EXERCISE DETAILS:
Show all lines below holding the string "rest".

DATA FOR REVIEW:
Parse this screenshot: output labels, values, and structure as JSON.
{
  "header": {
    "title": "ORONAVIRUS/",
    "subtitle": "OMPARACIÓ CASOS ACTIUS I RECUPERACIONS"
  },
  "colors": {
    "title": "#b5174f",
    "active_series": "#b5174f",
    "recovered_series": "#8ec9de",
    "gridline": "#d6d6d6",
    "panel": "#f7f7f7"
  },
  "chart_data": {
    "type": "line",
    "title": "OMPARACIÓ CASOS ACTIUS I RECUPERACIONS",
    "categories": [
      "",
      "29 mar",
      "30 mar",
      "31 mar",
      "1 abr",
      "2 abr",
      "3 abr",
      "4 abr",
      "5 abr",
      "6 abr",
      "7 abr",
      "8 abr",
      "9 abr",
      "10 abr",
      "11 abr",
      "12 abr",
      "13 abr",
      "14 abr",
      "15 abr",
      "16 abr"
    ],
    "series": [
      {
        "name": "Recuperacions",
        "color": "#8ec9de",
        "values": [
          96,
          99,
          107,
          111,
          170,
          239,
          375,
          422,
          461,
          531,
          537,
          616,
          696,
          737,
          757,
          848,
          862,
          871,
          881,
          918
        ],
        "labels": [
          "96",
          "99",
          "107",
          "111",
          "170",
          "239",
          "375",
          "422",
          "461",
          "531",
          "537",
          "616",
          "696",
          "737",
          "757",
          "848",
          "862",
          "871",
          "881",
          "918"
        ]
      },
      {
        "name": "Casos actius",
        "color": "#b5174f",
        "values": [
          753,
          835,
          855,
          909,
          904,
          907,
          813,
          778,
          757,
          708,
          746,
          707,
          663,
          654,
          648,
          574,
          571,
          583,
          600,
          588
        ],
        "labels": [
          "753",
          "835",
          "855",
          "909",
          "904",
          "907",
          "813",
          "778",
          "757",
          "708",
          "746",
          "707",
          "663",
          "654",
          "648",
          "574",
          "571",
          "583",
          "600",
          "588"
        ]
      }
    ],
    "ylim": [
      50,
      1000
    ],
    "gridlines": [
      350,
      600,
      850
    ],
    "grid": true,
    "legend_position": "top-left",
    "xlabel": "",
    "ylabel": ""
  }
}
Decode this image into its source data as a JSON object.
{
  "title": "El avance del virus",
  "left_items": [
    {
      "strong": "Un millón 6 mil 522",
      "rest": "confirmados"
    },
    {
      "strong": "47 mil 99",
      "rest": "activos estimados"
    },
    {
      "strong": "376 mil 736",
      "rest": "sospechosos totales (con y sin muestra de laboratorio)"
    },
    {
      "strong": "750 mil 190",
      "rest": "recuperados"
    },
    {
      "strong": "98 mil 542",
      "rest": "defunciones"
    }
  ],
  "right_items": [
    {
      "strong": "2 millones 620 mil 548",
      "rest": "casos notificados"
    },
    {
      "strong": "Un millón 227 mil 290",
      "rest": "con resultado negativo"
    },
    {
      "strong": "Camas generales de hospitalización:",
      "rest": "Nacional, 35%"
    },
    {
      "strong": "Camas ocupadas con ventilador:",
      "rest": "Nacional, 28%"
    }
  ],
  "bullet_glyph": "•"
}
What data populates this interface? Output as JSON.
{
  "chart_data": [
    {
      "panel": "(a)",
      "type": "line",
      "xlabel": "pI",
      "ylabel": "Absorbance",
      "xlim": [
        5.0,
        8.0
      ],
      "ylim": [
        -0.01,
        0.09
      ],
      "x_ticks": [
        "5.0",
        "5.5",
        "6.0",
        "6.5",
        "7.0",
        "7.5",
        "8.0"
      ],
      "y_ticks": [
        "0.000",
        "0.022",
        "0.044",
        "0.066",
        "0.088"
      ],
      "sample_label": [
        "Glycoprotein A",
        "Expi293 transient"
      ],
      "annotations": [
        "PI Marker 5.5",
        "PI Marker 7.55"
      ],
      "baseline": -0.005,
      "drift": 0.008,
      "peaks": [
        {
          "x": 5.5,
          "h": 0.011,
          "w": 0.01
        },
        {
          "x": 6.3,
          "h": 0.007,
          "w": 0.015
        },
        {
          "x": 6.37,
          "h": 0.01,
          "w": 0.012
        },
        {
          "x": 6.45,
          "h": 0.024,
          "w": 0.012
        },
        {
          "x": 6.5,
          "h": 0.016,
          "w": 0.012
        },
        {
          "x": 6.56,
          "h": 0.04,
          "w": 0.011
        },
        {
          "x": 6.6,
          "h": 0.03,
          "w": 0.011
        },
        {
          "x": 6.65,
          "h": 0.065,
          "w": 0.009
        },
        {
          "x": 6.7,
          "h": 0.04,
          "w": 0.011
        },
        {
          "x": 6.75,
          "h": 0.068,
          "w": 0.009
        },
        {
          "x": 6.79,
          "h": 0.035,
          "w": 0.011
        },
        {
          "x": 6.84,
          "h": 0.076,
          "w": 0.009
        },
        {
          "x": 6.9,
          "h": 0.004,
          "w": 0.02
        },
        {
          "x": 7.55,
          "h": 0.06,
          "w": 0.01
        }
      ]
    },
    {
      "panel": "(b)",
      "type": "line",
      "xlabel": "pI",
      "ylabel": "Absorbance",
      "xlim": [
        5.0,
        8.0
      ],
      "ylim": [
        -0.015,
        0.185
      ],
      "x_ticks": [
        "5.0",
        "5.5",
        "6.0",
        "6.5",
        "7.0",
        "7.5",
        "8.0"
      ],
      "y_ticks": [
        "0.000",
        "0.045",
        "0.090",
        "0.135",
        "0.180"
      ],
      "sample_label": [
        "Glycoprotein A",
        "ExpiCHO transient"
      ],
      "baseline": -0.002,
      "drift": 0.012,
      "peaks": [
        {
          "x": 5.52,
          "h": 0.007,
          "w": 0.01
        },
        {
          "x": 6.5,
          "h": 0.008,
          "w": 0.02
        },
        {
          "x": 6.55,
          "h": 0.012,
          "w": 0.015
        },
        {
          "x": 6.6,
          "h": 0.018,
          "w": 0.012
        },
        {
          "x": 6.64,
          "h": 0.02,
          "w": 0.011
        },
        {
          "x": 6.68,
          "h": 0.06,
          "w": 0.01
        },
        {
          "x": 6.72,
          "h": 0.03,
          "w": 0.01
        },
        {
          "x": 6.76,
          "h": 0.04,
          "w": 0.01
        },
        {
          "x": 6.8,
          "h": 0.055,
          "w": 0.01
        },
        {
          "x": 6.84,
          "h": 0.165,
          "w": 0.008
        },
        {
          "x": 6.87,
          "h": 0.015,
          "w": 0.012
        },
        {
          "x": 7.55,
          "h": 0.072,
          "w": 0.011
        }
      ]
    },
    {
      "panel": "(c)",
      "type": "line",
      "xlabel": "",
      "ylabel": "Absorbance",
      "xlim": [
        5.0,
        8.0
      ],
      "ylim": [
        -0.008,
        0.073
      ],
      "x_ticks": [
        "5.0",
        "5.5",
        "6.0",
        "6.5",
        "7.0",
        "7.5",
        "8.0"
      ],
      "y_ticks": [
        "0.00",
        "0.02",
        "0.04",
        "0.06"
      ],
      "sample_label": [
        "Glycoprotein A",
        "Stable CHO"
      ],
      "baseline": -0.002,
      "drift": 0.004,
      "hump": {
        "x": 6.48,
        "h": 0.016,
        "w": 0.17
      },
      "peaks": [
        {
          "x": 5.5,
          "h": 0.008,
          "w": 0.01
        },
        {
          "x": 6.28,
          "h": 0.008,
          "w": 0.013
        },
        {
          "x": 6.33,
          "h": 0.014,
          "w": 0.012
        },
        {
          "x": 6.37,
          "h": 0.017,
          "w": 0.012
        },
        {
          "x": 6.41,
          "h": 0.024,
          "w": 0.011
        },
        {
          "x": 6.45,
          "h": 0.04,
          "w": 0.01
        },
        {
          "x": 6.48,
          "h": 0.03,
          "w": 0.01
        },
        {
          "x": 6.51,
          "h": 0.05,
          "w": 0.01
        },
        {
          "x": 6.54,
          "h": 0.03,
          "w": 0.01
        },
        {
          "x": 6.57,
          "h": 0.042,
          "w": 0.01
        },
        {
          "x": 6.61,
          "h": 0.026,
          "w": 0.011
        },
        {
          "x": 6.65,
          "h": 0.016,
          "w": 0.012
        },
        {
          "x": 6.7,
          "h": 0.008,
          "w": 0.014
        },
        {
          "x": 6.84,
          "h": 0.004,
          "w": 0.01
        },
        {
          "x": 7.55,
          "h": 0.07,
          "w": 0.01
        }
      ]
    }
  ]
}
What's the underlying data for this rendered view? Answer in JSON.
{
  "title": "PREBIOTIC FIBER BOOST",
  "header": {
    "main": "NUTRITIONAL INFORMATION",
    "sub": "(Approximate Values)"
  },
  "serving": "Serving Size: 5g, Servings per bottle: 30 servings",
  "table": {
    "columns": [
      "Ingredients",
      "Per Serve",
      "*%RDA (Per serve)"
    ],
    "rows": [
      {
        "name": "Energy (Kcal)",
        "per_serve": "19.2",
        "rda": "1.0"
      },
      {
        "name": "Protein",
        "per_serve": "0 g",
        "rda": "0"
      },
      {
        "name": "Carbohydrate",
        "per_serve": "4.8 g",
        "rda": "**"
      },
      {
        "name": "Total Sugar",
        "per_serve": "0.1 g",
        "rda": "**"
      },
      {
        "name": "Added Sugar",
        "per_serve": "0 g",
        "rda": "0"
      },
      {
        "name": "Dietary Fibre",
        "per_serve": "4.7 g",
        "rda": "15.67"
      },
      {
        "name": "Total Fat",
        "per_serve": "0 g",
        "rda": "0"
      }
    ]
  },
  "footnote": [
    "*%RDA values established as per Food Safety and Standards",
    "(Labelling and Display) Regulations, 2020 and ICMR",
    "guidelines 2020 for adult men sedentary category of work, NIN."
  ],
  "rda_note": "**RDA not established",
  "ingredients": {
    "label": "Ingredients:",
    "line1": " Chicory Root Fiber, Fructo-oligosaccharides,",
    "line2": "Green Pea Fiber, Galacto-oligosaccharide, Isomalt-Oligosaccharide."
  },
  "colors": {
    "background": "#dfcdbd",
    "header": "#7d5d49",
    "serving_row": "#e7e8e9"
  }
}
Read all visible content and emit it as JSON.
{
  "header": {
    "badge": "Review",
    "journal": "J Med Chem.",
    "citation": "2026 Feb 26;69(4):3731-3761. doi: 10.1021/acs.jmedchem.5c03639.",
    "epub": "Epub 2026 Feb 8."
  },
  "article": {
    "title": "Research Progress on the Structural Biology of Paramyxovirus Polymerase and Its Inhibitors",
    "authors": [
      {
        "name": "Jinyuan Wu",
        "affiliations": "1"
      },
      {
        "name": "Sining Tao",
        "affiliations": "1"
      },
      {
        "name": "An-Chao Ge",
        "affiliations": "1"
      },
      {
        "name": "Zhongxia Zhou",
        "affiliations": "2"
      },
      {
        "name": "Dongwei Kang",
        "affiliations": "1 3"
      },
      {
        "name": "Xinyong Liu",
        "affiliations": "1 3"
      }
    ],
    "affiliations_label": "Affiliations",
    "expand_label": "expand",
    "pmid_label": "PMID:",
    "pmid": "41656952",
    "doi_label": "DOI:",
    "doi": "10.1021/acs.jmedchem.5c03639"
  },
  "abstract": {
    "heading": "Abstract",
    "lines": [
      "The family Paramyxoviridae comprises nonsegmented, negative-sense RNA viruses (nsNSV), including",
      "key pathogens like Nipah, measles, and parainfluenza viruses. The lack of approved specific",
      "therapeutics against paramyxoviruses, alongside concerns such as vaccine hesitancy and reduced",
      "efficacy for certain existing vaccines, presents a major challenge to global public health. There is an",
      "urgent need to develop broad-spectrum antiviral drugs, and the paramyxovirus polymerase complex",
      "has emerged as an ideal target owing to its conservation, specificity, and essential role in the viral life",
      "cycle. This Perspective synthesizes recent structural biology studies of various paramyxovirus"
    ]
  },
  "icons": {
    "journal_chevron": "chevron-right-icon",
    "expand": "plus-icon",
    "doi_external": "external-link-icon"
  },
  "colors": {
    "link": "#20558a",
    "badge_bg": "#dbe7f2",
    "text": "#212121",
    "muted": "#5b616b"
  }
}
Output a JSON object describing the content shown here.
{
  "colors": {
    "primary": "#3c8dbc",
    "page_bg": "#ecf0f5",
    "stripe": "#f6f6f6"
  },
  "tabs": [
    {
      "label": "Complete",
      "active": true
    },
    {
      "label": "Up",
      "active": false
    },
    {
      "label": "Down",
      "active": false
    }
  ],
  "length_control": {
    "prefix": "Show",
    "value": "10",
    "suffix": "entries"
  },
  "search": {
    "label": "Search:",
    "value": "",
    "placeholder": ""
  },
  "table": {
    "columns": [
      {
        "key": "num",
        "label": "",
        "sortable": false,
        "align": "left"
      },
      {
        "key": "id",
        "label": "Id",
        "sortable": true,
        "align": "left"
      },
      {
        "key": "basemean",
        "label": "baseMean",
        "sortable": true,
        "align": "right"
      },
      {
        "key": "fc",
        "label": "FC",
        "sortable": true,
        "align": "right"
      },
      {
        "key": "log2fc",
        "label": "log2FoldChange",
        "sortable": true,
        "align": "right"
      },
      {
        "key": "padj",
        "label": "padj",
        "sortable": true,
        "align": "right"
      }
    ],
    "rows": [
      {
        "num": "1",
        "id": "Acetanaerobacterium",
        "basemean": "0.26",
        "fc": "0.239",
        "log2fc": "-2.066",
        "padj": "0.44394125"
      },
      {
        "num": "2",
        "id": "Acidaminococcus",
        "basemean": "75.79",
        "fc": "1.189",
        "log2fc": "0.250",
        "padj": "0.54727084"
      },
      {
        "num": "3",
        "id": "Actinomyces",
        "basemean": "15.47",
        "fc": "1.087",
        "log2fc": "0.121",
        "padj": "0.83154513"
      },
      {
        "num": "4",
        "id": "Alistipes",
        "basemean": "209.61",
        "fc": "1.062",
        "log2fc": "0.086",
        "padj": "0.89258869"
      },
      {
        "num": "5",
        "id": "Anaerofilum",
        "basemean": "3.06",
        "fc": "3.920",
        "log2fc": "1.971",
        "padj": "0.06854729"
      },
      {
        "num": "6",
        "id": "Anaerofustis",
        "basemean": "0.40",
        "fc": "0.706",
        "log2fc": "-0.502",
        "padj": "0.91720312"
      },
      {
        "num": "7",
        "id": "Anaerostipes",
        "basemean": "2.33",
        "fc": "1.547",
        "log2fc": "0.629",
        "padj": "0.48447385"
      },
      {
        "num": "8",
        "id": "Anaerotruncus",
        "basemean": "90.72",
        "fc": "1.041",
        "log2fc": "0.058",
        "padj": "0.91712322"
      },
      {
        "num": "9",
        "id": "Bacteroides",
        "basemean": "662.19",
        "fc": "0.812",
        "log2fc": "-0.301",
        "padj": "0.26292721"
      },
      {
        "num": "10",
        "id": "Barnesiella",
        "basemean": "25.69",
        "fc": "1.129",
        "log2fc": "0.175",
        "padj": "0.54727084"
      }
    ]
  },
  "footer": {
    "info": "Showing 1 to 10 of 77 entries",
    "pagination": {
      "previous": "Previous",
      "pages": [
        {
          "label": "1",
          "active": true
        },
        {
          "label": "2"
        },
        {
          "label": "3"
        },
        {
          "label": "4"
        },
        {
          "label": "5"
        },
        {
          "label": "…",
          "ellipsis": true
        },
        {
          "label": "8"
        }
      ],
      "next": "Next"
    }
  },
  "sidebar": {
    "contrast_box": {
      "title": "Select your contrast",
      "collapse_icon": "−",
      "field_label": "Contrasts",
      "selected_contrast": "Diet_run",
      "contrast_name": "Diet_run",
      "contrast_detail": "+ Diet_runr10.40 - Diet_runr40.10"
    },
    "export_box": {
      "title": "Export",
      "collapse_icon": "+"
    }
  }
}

COMPLETED TASK:
      "rest": "confirmados"
      "rest": "activos estimados"
      "rest": "sospechosos totales (con y sin muestra de laboratorio)"
      "rest": "recuperados"
      "rest": "defunciones"
      "rest": "casos notificados"
      "rest": "con resultado negativo"
      "rest": "Nacional, 35%"
      "rest": "Nacional, 28%"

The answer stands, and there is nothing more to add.